## Data provided
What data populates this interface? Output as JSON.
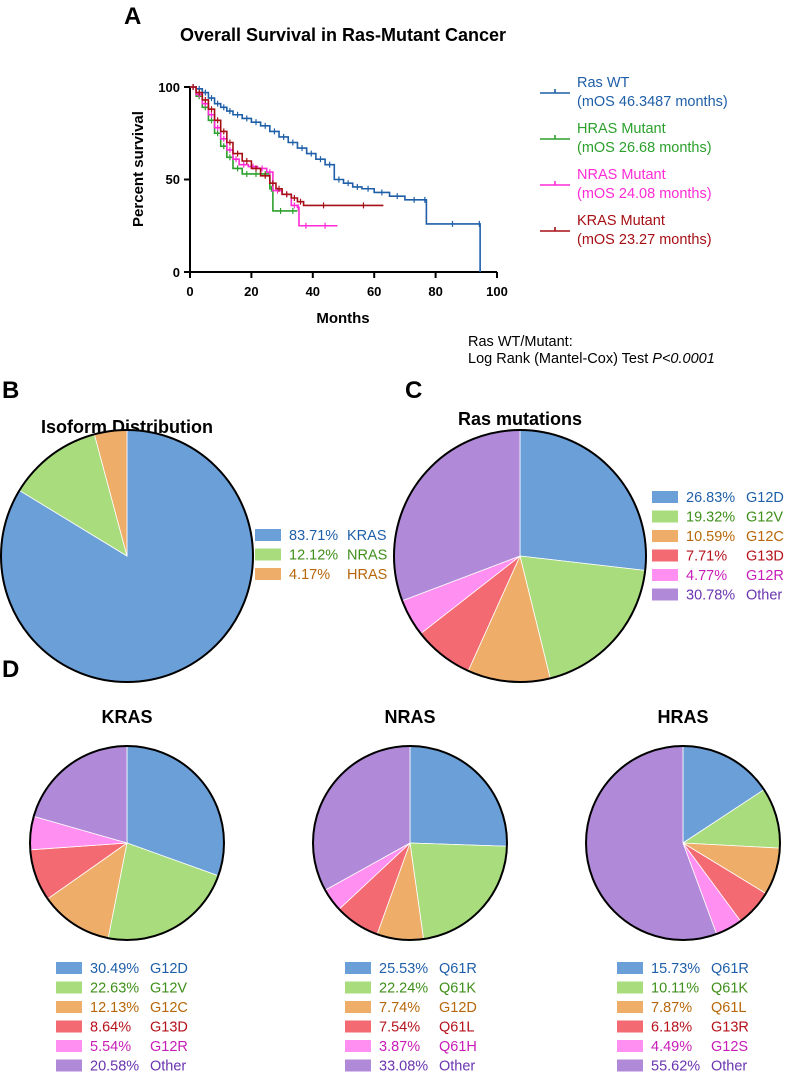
{
  "panels": {
    "a": "A",
    "b": "B",
    "c": "C",
    "d": "D"
  },
  "colors": {
    "kras": "#a50f15",
    "nras": "#ff2bd6",
    "hras": "#2ca02c",
    "wt": "#1f5fa8",
    "pie": [
      "#6a9fd8",
      "#a8dc7c",
      "#eeae6a",
      "#f36a72",
      "#ff8ff0",
      "#b08ad8"
    ],
    "text": [
      "#1f5fa8",
      "#3f8f1a",
      "#b7670a",
      "#b5121b",
      "#c81cb8",
      "#6a34b0"
    ]
  },
  "chart_data": [
    {
      "id": "survival",
      "type": "line",
      "title": "Overall Survival in Ras-Mutant Cancer",
      "xlabel": "Months",
      "ylabel": "Percent survival",
      "xlim": [
        0,
        100
      ],
      "ylim": [
        0,
        100
      ],
      "xticks": [
        "0",
        "20",
        "40",
        "60",
        "80",
        "100"
      ],
      "yticks": [
        "0",
        "50",
        "100"
      ],
      "series": [
        {
          "key": "wt",
          "legend": "Ras WT",
          "legend_sub": "(mOS 46.3487 months)",
          "points": [
            [
              0,
              100
            ],
            [
              2,
              99
            ],
            [
              4,
              97
            ],
            [
              6,
              94
            ],
            [
              8,
              91
            ],
            [
              10,
              89
            ],
            [
              12,
              87
            ],
            [
              14,
              85
            ],
            [
              17,
              83
            ],
            [
              20,
              81
            ],
            [
              23,
              79
            ],
            [
              26,
              76
            ],
            [
              29,
              73
            ],
            [
              32,
              70
            ],
            [
              35,
              67
            ],
            [
              38,
              64
            ],
            [
              41,
              61
            ],
            [
              44,
              58
            ],
            [
              47,
              50
            ],
            [
              50,
              48
            ],
            [
              53,
              46
            ],
            [
              56,
              45
            ],
            [
              60,
              43
            ],
            [
              65,
              41
            ],
            [
              70,
              39
            ],
            [
              76,
              39
            ],
            [
              77,
              26
            ],
            [
              94,
              26
            ],
            [
              94.5,
              0
            ]
          ]
        },
        {
          "key": "hras",
          "legend": "HRAS Mutant",
          "legend_sub": "(mOS 26.68 months)",
          "points": [
            [
              0,
              100
            ],
            [
              2,
              95
            ],
            [
              4,
              89
            ],
            [
              6,
              82
            ],
            [
              8,
              75
            ],
            [
              10,
              68
            ],
            [
              12,
              62
            ],
            [
              14,
              56
            ],
            [
              17,
              53
            ],
            [
              20,
              53
            ],
            [
              23,
              53
            ],
            [
              26,
              45
            ],
            [
              27,
              33
            ],
            [
              32,
              33
            ],
            [
              35,
              33
            ]
          ]
        },
        {
          "key": "nras",
          "legend": "NRAS Mutant",
          "legend_sub": "(mOS 24.08 months)",
          "points": [
            [
              0,
              100
            ],
            [
              2,
              96
            ],
            [
              4,
              91
            ],
            [
              6,
              85
            ],
            [
              8,
              78
            ],
            [
              10,
              72
            ],
            [
              12,
              66
            ],
            [
              14,
              61
            ],
            [
              16,
              58
            ],
            [
              19,
              57
            ],
            [
              22,
              56
            ],
            [
              25,
              54
            ],
            [
              27,
              44
            ],
            [
              30,
              42
            ],
            [
              33,
              36
            ],
            [
              35,
              35
            ],
            [
              35.5,
              25
            ],
            [
              40,
              25
            ],
            [
              48,
              25
            ]
          ]
        },
        {
          "key": "kras",
          "legend": "KRAS Mutant",
          "legend_sub": "(mOS 23.27 months)",
          "points": [
            [
              0,
              100
            ],
            [
              2,
              97
            ],
            [
              4,
              93
            ],
            [
              6,
              88
            ],
            [
              8,
              82
            ],
            [
              10,
              76
            ],
            [
              12,
              70
            ],
            [
              14,
              64
            ],
            [
              17,
              60
            ],
            [
              20,
              56
            ],
            [
              23,
              52
            ],
            [
              26,
              48
            ],
            [
              28,
              45
            ],
            [
              30,
              42
            ],
            [
              33,
              40
            ],
            [
              35,
              38
            ],
            [
              37,
              36
            ],
            [
              50,
              36
            ],
            [
              63,
              36
            ]
          ]
        }
      ],
      "stats_line1": "Ras WT/Mutant:",
      "stats_line2": "Log Rank (Mantel-Cox) Test ",
      "stats_p": "P<0.0001"
    },
    {
      "id": "isoform",
      "type": "pie",
      "title": "Isoform Distribution",
      "labels": [
        "KRAS",
        "NRAS",
        "HRAS"
      ],
      "values": [
        83.71,
        12.12,
        4.17
      ],
      "value_labels": [
        "83.71%",
        "12.12%",
        "4.17%"
      ],
      "colors": [
        "#6a9fd8",
        "#a8dc7c",
        "#eeae6a"
      ],
      "text_colors": [
        "#1f5fa8",
        "#3f8f1a",
        "#b7670a"
      ]
    },
    {
      "id": "mutations",
      "type": "pie",
      "title": "Ras mutations",
      "labels": [
        "G12D",
        "G12V",
        "G12C",
        "G13D",
        "G12R",
        "Other"
      ],
      "values": [
        26.83,
        19.32,
        10.59,
        7.71,
        4.77,
        30.78
      ],
      "value_labels": [
        "26.83%",
        "19.32%",
        "10.59%",
        "7.71%",
        "4.77%",
        "30.78%"
      ]
    },
    {
      "id": "kras-pie",
      "type": "pie",
      "title": "KRAS",
      "labels": [
        "G12D",
        "G12V",
        "G12C",
        "G13D",
        "G12R",
        "Other"
      ],
      "values": [
        30.49,
        22.63,
        12.13,
        8.64,
        5.54,
        20.58
      ],
      "value_labels": [
        "30.49%",
        "22.63%",
        "12.13%",
        "8.64%",
        "5.54%",
        "20.58%"
      ]
    },
    {
      "id": "nras-pie",
      "type": "pie",
      "title": "NRAS",
      "labels": [
        "Q61R",
        "Q61K",
        "G12D",
        "Q61L",
        "Q61H",
        "Other"
      ],
      "values": [
        25.53,
        22.24,
        7.74,
        7.54,
        3.87,
        33.08
      ],
      "value_labels": [
        "25.53%",
        "22.24%",
        "7.74%",
        "7.54%",
        "3.87%",
        "33.08%"
      ]
    },
    {
      "id": "hras-pie",
      "type": "pie",
      "title": "HRAS",
      "labels": [
        "Q61R",
        "Q61K",
        "Q61L",
        "G13R",
        "G12S",
        "Other"
      ],
      "values": [
        15.73,
        10.11,
        7.87,
        6.18,
        4.49,
        55.62
      ],
      "value_labels": [
        "15.73%",
        "10.11%",
        "7.87%",
        "6.18%",
        "4.49%",
        "55.62%"
      ]
    }
  ]
}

## Objective
Leave out the pictures and transcribe the entries above exactly.

## Task solution
What data populates this interface? Output as JSON.
{
  "panels": {
    "a": "A",
    "b": "B",
    "c": "C",
    "d": "D"
  },
  "colors": {
    "kras": "#a50f15",
    "nras": "#ff2bd6",
    "hras": "#2ca02c",
    "wt": "#1f5fa8",
    "pie": [
      "#6a9fd8",
      "#a8dc7c",
      "#eeae6a",
      "#f36a72",
      "#ff8ff0",
      "#b08ad8"
    ],
    "text": [
      "#1f5fa8",
      "#3f8f1a",
      "#b7670a",
      "#b5121b",
      "#c81cb8",
      "#6a34b0"
    ]
  },
  "chart_data": [
    {
      "id": "survival",
      "type": "line",
      "title": "Overall Survival in Ras-Mutant Cancer",
      "xlabel": "Months",
      "ylabel": "Percent survival",
      "xlim": [
        0,
        100
      ],
      "ylim": [
        0,
        100
      ],
      "xticks": [
        "0",
        "20",
        "40",
        "60",
        "80",
        "100"
      ],
      "yticks": [
        "0",
        "50",
        "100"
      ],
      "series": [
        {
          "key": "wt",
          "legend": "Ras WT",
          "legend_sub": "(mOS 46.3487 months)",
          "points": [
            [
              0,
              100
            ],
            [
              2,
              99
            ],
            [
              4,
              97
            ],
            [
              6,
              94
            ],
            [
              8,
              91
            ],
            [
              10,
              89
            ],
            [
              12,
              87
            ],
            [
              14,
              85
            ],
            [
              17,
              83
            ],
            [
              20,
              81
            ],
            [
              23,
              79
            ],
            [
              26,
              76
            ],
            [
              29,
              73
            ],
            [
              32,
              70
            ],
            [
              35,
              67
            ],
            [
              38,
              64
            ],
            [
              41,
              61
            ],
            [
              44,
              58
            ],
            [
              47,
              50
            ],
            [
              50,
              48
            ],
            [
              53,
              46
            ],
            [
              56,
              45
            ],
            [
              60,
              43
            ],
            [
              65,
              41
            ],
            [
              70,
              39
            ],
            [
              76,
              39
            ],
            [
              77,
              26
            ],
            [
              94,
              26
            ],
            [
              94.5,
              0
            ]
          ]
        },
        {
          "key": "hras",
          "legend": "HRAS Mutant",
          "legend_sub": "(mOS 26.68 months)",
          "points": [
            [
              0,
              100
            ],
            [
              2,
              95
            ],
            [
              4,
              89
            ],
            [
              6,
              82
            ],
            [
              8,
              75
            ],
            [
              10,
              68
            ],
            [
              12,
              62
            ],
            [
              14,
              56
            ],
            [
              17,
              53
            ],
            [
              20,
              53
            ],
            [
              23,
              53
            ],
            [
              26,
              45
            ],
            [
              27,
              33
            ],
            [
              32,
              33
            ],
            [
              35,
              33
            ]
          ]
        },
        {
          "key": "nras",
          "legend": "NRAS Mutant",
          "legend_sub": "(mOS 24.08 months)",
          "points": [
            [
              0,
              100
            ],
            [
              2,
              96
            ],
            [
              4,
              91
            ],
            [
              6,
              85
            ],
            [
              8,
              78
            ],
            [
              10,
              72
            ],
            [
              12,
              66
            ],
            [
              14,
              61
            ],
            [
              16,
              58
            ],
            [
              19,
              57
            ],
            [
              22,
              56
            ],
            [
              25,
              54
            ],
            [
              27,
              44
            ],
            [
              30,
              42
            ],
            [
              33,
              36
            ],
            [
              35,
              35
            ],
            [
              35.5,
              25
            ],
            [
              40,
              25
            ],
            [
              48,
              25
            ]
          ]
        },
        {
          "key": "kras",
          "legend": "KRAS Mutant",
          "legend_sub": "(mOS 23.27 months)",
          "points": [
            [
              0,
              100
            ],
            [
              2,
              97
            ],
            [
              4,
              93
            ],
            [
              6,
              88
            ],
            [
              8,
              82
            ],
            [
              10,
              76
            ],
            [
              12,
              70
            ],
            [
              14,
              64
            ],
            [
              17,
              60
            ],
            [
              20,
              56
            ],
            [
              23,
              52
            ],
            [
              26,
              48
            ],
            [
              28,
              45
            ],
            [
              30,
              42
            ],
            [
              33,
              40
            ],
            [
              35,
              38
            ],
            [
              37,
              36
            ],
            [
              50,
              36
            ],
            [
              63,
              36
            ]
          ]
        }
      ],
      "stats_line1": "Ras WT/Mutant:",
      "stats_line2": "Log Rank (Mantel-Cox) Test ",
      "stats_p": "P<0.0001"
    },
    {
      "id": "isoform",
      "type": "pie",
      "title": "Isoform Distribution",
      "labels": [
        "KRAS",
        "NRAS",
        "HRAS"
      ],
      "values": [
        83.71,
        12.12,
        4.17
      ],
      "value_labels": [
        "83.71%",
        "12.12%",
        "4.17%"
      ],
      "colors": [
        "#6a9fd8",
        "#a8dc7c",
        "#eeae6a"
      ],
      "text_colors": [
        "#1f5fa8",
        "#3f8f1a",
        "#b7670a"
      ]
    },
    {
      "id": "mutations",
      "type": "pie",
      "title": "Ras mutations",
      "labels": [
        "G12D",
        "G12V",
        "G12C",
        "G13D",
        "G12R",
        "Other"
      ],
      "values": [
        26.83,
        19.32,
        10.59,
        7.71,
        4.77,
        30.78
      ],
      "value_labels": [
        "26.83%",
        "19.32%",
        "10.59%",
        "7.71%",
        "4.77%",
        "30.78%"
      ]
    },
    {
      "id": "kras-pie",
      "type": "pie",
      "title": "KRAS",
      "labels": [
        "G12D",
        "G12V",
        "G12C",
        "G13D",
        "G12R",
        "Other"
      ],
      "values": [
        30.49,
        22.63,
        12.13,
        8.64,
        5.54,
        20.58
      ],
      "value_labels": [
        "30.49%",
        "22.63%",
        "12.13%",
        "8.64%",
        "5.54%",
        "20.58%"
      ]
    },
    {
      "id": "nras-pie",
      "type": "pie",
      "title": "NRAS",
      "labels": [
        "Q61R",
        "Q61K",
        "G12D",
        "Q61L",
        "Q61H",
        "Other"
      ],
      "values": [
        25.53,
        22.24,
        7.74,
        7.54,
        3.87,
        33.08
      ],
      "value_labels": [
        "25.53%",
        "22.24%",
        "7.74%",
        "7.54%",
        "3.87%",
        "33.08%"
      ]
    },
    {
      "id": "hras-pie",
      "type": "pie",
      "title": "HRAS",
      "labels": [
        "Q61R",
        "Q61K",
        "Q61L",
        "G13R",
        "G12S",
        "Other"
      ],
      "values": [
        15.73,
        10.11,
        7.87,
        6.18,
        4.49,
        55.62
      ],
      "value_labels": [
        "15.73%",
        "10.11%",
        "7.87%",
        "6.18%",
        "4.49%",
        "55.62%"
      ]
    }
  ]
}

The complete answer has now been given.